◆ Exercise data
################
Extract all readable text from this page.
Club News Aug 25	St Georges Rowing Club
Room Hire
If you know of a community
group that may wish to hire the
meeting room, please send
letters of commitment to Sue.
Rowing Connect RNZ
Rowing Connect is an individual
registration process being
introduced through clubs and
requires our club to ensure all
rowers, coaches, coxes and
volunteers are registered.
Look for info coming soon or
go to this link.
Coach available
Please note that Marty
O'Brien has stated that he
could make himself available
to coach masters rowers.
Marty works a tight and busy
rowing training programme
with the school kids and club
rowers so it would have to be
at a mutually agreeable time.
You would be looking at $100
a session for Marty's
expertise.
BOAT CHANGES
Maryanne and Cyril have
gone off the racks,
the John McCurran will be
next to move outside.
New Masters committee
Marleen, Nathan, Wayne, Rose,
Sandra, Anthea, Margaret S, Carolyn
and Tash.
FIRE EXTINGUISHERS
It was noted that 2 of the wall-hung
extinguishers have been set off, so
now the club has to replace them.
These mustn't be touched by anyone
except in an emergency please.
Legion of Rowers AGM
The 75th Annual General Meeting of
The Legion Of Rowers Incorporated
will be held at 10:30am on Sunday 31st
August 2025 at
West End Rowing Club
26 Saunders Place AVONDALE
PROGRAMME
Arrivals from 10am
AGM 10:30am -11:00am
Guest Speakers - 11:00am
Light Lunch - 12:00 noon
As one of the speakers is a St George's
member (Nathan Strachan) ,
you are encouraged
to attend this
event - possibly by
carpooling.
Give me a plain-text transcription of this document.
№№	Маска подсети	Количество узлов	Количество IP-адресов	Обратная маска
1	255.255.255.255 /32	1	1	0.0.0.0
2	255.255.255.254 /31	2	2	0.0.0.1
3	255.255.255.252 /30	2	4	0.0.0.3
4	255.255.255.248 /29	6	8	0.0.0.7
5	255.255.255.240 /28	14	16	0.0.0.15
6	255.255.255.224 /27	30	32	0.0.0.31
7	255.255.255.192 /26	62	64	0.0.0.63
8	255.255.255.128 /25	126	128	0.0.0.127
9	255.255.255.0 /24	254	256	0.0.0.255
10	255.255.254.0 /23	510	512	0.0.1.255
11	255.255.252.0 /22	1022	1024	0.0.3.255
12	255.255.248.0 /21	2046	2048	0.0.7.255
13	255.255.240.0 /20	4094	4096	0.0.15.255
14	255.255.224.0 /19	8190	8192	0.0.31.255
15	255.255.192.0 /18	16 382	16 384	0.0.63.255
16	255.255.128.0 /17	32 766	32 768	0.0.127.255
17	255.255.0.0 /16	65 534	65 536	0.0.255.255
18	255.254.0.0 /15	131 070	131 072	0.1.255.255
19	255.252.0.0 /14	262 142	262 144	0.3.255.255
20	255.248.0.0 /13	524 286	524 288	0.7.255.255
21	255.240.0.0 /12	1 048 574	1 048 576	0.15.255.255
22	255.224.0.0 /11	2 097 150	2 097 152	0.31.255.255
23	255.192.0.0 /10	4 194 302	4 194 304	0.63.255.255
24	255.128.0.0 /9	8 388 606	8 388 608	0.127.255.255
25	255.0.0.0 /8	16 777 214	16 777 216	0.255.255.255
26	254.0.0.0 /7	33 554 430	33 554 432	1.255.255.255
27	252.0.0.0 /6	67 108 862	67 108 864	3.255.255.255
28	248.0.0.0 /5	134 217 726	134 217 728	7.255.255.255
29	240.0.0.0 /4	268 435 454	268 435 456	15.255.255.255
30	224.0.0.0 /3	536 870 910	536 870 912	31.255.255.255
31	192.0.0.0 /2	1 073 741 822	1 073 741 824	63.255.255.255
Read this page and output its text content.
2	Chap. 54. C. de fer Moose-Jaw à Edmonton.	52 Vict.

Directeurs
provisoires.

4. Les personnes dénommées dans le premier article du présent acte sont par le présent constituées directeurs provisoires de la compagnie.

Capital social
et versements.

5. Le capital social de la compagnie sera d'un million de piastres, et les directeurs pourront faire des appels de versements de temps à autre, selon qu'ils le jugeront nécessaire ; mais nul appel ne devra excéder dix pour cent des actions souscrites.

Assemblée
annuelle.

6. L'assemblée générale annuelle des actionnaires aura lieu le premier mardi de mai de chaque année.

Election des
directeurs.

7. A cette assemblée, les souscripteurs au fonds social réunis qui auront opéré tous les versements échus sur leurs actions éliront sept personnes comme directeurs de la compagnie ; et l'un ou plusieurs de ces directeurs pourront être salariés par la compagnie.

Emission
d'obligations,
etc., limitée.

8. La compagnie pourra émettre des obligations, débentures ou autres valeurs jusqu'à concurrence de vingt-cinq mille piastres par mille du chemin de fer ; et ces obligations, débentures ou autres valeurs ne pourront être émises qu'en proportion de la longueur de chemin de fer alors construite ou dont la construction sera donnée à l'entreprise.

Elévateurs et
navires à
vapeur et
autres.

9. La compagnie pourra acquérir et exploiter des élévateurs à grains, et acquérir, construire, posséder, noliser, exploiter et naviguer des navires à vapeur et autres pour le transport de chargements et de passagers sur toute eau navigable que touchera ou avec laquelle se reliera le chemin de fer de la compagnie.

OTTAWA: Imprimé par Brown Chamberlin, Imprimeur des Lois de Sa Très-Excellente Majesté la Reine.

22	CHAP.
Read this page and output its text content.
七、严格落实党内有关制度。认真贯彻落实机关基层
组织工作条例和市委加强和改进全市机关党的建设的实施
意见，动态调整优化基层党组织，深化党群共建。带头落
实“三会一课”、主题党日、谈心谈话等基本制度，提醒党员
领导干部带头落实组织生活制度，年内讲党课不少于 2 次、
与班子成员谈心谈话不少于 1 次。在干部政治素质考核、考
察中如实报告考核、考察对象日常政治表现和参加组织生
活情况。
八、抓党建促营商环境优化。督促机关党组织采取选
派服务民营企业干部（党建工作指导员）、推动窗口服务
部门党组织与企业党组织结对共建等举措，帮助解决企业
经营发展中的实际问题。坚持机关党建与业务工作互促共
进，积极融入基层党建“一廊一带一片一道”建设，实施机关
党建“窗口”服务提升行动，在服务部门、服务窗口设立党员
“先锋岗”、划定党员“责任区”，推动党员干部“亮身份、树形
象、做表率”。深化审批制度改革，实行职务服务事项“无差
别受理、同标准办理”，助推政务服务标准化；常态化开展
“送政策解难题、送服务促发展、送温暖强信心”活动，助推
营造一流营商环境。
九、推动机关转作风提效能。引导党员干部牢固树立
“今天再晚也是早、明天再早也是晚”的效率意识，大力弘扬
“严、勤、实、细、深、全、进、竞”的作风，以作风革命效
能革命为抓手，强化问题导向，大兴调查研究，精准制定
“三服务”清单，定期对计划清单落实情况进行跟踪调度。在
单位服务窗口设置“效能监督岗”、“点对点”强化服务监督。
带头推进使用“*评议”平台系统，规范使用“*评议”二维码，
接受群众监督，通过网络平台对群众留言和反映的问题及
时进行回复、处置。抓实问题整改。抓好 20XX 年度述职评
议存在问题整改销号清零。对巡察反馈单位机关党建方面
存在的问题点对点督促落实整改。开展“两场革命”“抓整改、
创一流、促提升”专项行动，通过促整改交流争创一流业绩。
################
◆ Given exercise
Look through the entries above for the word "pourra". Copy every line where it shows up.

◆ Solution
8. La compagnie pourra émettre des obligations, débentures ou autres valeurs jusqu'à concurrence de vingt-cinq mille piastres par mille du chemin de fer ; et ces obligations, débentures ou autres valeurs ne pourront être émises qu'en proportion de la longueur de chemin de fer alors construite ou dont la construction sera donnée à l'entreprise.
9. La compagnie pourra acquérir et exploiter des élévateurs à grains, et acquérir, construire, posséder, noliser, exploiter et naviguer des navires à vapeur et autres pour le transport de chargements et de passagers sur toute eau navigable que touchera ou avec laquelle se reliera le chemin de fer de la compagnie.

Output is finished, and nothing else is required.